Exercise description
Print the full listing exactly.

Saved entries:
────────────────────────────────────────

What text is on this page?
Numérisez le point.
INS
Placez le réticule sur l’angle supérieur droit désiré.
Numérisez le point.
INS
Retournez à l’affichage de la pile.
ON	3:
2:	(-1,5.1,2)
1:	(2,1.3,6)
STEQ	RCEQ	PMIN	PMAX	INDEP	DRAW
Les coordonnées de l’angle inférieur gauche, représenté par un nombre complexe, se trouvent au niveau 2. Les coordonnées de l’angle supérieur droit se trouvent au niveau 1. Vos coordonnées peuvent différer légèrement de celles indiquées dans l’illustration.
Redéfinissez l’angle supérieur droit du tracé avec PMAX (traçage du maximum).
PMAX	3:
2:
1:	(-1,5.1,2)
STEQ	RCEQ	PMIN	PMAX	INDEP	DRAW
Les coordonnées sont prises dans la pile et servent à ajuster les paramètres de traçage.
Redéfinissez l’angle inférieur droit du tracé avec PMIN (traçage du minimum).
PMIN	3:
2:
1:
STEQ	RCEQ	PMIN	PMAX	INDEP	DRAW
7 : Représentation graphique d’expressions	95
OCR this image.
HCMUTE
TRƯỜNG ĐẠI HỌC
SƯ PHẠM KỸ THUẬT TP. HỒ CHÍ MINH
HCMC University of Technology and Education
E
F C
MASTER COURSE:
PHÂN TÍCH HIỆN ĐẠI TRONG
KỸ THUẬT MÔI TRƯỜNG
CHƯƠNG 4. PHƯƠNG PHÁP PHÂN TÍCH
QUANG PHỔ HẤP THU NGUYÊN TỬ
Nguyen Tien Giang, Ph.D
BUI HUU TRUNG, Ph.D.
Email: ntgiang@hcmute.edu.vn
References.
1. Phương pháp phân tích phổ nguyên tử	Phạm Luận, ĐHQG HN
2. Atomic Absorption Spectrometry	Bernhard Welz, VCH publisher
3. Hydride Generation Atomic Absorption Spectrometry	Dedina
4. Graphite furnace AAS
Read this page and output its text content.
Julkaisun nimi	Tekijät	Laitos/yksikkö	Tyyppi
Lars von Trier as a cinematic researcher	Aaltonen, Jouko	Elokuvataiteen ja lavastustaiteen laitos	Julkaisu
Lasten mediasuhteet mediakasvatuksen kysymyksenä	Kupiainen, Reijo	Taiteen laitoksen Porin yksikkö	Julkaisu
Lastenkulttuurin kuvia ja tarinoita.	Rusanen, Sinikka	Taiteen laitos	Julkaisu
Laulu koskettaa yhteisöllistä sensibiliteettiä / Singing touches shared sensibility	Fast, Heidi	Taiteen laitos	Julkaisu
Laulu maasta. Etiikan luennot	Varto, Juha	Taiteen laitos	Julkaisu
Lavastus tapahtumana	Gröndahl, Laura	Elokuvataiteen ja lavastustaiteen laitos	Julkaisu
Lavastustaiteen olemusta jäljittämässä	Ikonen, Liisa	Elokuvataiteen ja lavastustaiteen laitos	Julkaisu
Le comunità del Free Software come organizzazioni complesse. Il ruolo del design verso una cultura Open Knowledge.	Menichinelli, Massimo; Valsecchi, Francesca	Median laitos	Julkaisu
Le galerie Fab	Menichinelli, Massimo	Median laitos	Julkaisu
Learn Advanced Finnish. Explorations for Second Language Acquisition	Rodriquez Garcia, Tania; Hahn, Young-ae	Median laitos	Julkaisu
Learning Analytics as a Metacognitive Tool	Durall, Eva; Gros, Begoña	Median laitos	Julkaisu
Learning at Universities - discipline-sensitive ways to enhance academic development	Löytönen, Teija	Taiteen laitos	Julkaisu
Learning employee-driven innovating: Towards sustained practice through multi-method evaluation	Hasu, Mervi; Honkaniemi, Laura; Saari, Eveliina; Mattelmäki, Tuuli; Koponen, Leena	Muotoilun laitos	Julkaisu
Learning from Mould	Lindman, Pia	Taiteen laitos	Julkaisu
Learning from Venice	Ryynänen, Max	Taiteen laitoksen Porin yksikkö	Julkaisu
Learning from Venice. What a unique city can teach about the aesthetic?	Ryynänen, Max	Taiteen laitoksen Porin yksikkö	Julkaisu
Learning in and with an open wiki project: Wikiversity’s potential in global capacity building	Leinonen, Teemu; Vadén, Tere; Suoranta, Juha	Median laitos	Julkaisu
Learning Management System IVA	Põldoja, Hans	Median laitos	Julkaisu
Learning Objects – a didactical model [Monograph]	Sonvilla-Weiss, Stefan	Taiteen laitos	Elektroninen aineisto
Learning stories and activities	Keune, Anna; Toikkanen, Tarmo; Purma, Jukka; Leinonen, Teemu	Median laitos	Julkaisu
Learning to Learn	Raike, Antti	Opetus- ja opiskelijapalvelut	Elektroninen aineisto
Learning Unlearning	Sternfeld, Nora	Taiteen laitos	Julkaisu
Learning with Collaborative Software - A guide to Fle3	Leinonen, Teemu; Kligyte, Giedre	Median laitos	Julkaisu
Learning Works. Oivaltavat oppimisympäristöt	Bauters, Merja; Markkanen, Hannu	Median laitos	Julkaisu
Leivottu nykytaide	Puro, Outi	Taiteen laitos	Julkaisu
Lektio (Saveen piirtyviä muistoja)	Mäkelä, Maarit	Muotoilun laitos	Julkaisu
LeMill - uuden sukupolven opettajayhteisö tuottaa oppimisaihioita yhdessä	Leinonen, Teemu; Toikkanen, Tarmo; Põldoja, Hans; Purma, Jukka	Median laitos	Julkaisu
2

────────────────────────────────────────

Response
What text is on this page?
Numérisez le point.
INS
Placez le réticule sur l’angle supérieur droit désiré.
Numérisez le point.
INS
Retournez à l’affichage de la pile.
ON	3:
2:	(-1,5.1,2)
1:	(2,1.3,6)
STEQ	RCEQ	PMIN	PMAX	INDEP	DRAW
Les coordonnées de l’angle inférieur gauche, représenté par un nombre complexe, se trouvent au niveau 2. Les coordonnées de l’angle supérieur droit se trouvent au niveau 1. Vos coordonnées peuvent différer légèrement de celles indiquées dans l’illustration.
Redéfinissez l’angle supérieur droit du tracé avec PMAX (traçage du maximum).
PMAX	3:
2:
1:	(-1,5.1,2)
STEQ	RCEQ	PMIN	PMAX	INDEP	DRAW
Les coordonnées sont prises dans la pile et servent à ajuster les paramètres de traçage.
Redéfinissez l’angle inférieur droit du tracé avec PMIN (traçage du minimum).
PMIN	3:
2:
1:
STEQ	RCEQ	PMIN	PMAX	INDEP	DRAW
7 : Représentation graphique d’expressions	95
OCR this image.
HCMUTE
TRƯỜNG ĐẠI HỌC
SƯ PHẠM KỸ THUẬT TP. HỒ CHÍ MINH
HCMC University of Technology and Education
E
F C
MASTER COURSE:
PHÂN TÍCH HIỆN ĐẠI TRONG
KỸ THUẬT MÔI TRƯỜNG
CHƯƠNG 4. PHƯƠNG PHÁP PHÂN TÍCH
QUANG PHỔ HẤP THU NGUYÊN TỬ
Nguyen Tien Giang, Ph.D
BUI HUU TRUNG, Ph.D.
Email: ntgiang@hcmute.edu.vn
References.
1. Phương pháp phân tích phổ nguyên tử	Phạm Luận, ĐHQG HN
2. Atomic Absorption Spectrometry	Bernhard Welz, VCH publisher
3. Hydride Generation Atomic Absorption Spectrometry	Dedina
4. Graphite furnace AAS
Read this page and output its text content.
Julkaisun nimi	Tekijät	Laitos/yksikkö	Tyyppi
Lars von Trier as a cinematic researcher	Aaltonen, Jouko	Elokuvataiteen ja lavastustaiteen laitos	Julkaisu
Lasten mediasuhteet mediakasvatuksen kysymyksenä	Kupiainen, Reijo	Taiteen laitoksen Porin yksikkö	Julkaisu
Lastenkulttuurin kuvia ja tarinoita.	Rusanen, Sinikka	Taiteen laitos	Julkaisu
Laulu koskettaa yhteisöllistä sensibiliteettiä / Singing touches shared sensibility	Fast, Heidi	Taiteen laitos	Julkaisu
Laulu maasta. Etiikan luennot	Varto, Juha	Taiteen laitos	Julkaisu
Lavastus tapahtumana	Gröndahl, Laura	Elokuvataiteen ja lavastustaiteen laitos	Julkaisu
Lavastustaiteen olemusta jäljittämässä	Ikonen, Liisa	Elokuvataiteen ja lavastustaiteen laitos	Julkaisu
Le comunità del Free Software come organizzazioni complesse. Il ruolo del design verso una cultura Open Knowledge.	Menichinelli, Massimo; Valsecchi, Francesca	Median laitos	Julkaisu
Le galerie Fab	Menichinelli, Massimo	Median laitos	Julkaisu
Learn Advanced Finnish. Explorations for Second Language Acquisition	Rodriquez Garcia, Tania; Hahn, Young-ae	Median laitos	Julkaisu
Learning Analytics as a Metacognitive Tool	Durall, Eva; Gros, Begoña	Median laitos	Julkaisu
Learning at Universities - discipline-sensitive ways to enhance academic development	Löytönen, Teija	Taiteen laitos	Julkaisu
Learning employee-driven innovating: Towards sustained practice through multi-method evaluation	Hasu, Mervi; Honkaniemi, Laura; Saari, Eveliina; Mattelmäki, Tuuli; Koponen, Leena	Muotoilun laitos	Julkaisu
Learning from Mould	Lindman, Pia	Taiteen laitos	Julkaisu
Learning from Venice	Ryynänen, Max	Taiteen laitoksen Porin yksikkö	Julkaisu
Learning from Venice. What a unique city can teach about the aesthetic?	Ryynänen, Max	Taiteen laitoksen Porin yksikkö	Julkaisu
Learning in and with an open wiki project: Wikiversity’s potential in global capacity building	Leinonen, Teemu; Vadén, Tere; Suoranta, Juha	Median laitos	Julkaisu
Learning Management System IVA	Põldoja, Hans	Median laitos	Julkaisu
Learning Objects – a didactical model [Monograph]	Sonvilla-Weiss, Stefan	Taiteen laitos	Elektroninen aineisto
Learning stories and activities	Keune, Anna; Toikkanen, Tarmo; Purma, Jukka; Leinonen, Teemu	Median laitos	Julkaisu
Learning to Learn	Raike, Antti	Opetus- ja opiskelijapalvelut	Elektroninen aineisto
Learning Unlearning	Sternfeld, Nora	Taiteen laitos	Julkaisu
Learning with Collaborative Software - A guide to Fle3	Leinonen, Teemu; Kligyte, Giedre	Median laitos	Julkaisu
Learning Works. Oivaltavat oppimisympäristöt	Bauters, Merja; Markkanen, Hannu	Median laitos	Julkaisu
Leivottu nykytaide	Puro, Outi	Taiteen laitos	Julkaisu
Lektio (Saveen piirtyviä muistoja)	Mäkelä, Maarit	Muotoilun laitos	Julkaisu
LeMill - uuden sukupolven opettajayhteisö tuottaa oppimisaihioita yhdessä	Leinonen, Teemu; Toikkanen, Tarmo; Põldoja, Hans; Purma, Jukka	Median laitos	Julkaisu
2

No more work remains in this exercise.